* _WHAT IS NEEDED_: Among the records below, find each line that includes the string "March" and copy it.

* _SUPPLIED MATERIAL_:
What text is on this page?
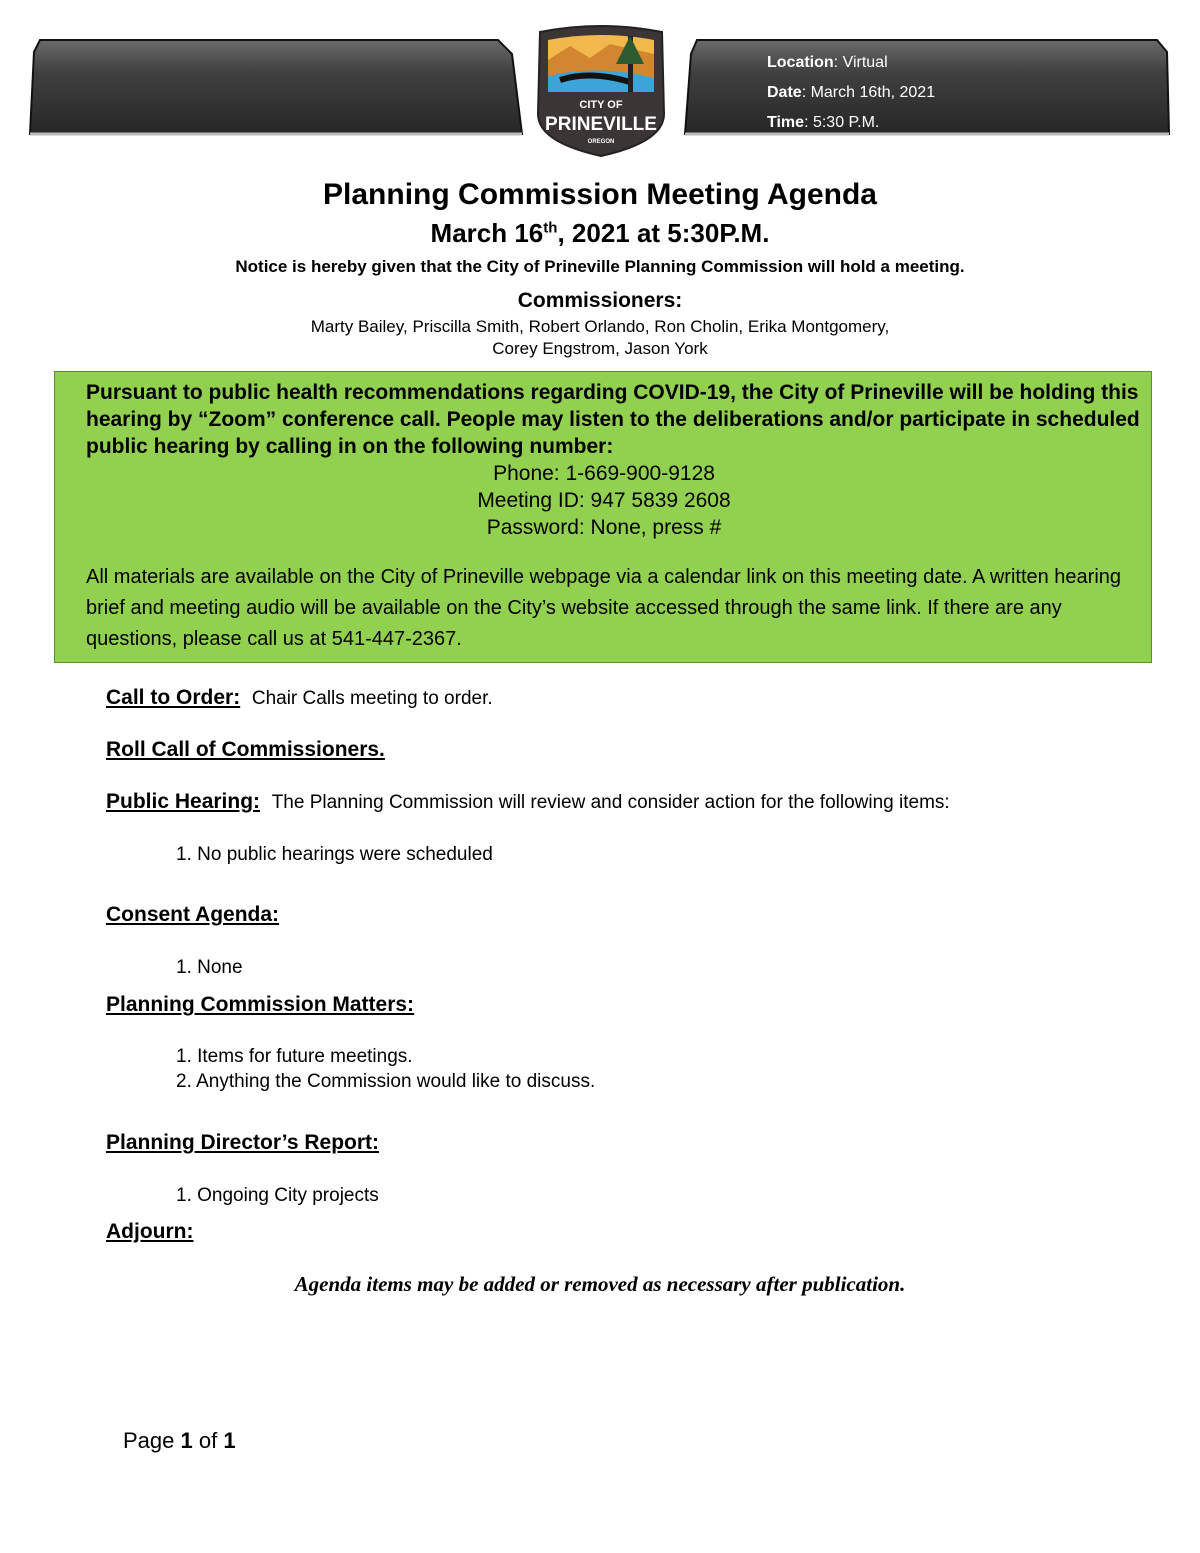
CITY OF
PRINEVILLE
OREGON
Location: Virtual
Date: March 16th, 2021
Time: 5:30 P.M.
Planning Commission Meeting Agenda
March 16th, 2021 at 5:30P.M.
Notice is hereby given that the City of Prineville Planning Commission will hold a meeting.
Commissioners:
Marty Bailey, Priscilla Smith, Robert Orlando, Ron Cholin, Erika Montgomery,
Corey Engstrom, Jason York
Pursuant to public health recommendations regarding COVID-19, the City of Prineville will be holding this hearing by “Zoom” conference call. People may listen to the deliberations and/or participate in scheduled public hearing by calling in on the following number:
Phone: 1-669-900-9128
Meeting ID: 947 5839 2608
Password: None, press #
All materials are available on the City of Prineville webpage via a calendar link on this meeting date. A written hearing brief and meeting audio will be available on the City’s website accessed through the same link. If there are any questions, please call us at 541-447-2367.
Call to Order: Chair Calls meeting to order.
Roll Call of Commissioners.
Public Hearing: The Planning Commission will review and consider action for the following items:
1. No public hearings were scheduled
Consent Agenda:
1. None
Planning Commission Matters:
1. Items for future meetings.
2. Anything the Commission would like to discuss.
Planning Director’s Report:
1. Ongoing City projects
Adjourn:
Agenda items may be added or removed as necessary after publication.
Page 1 of 1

* _COMPLETED TASK_:
Date: March 16th, 2021
March 16th, 2021 at 5:30P.M.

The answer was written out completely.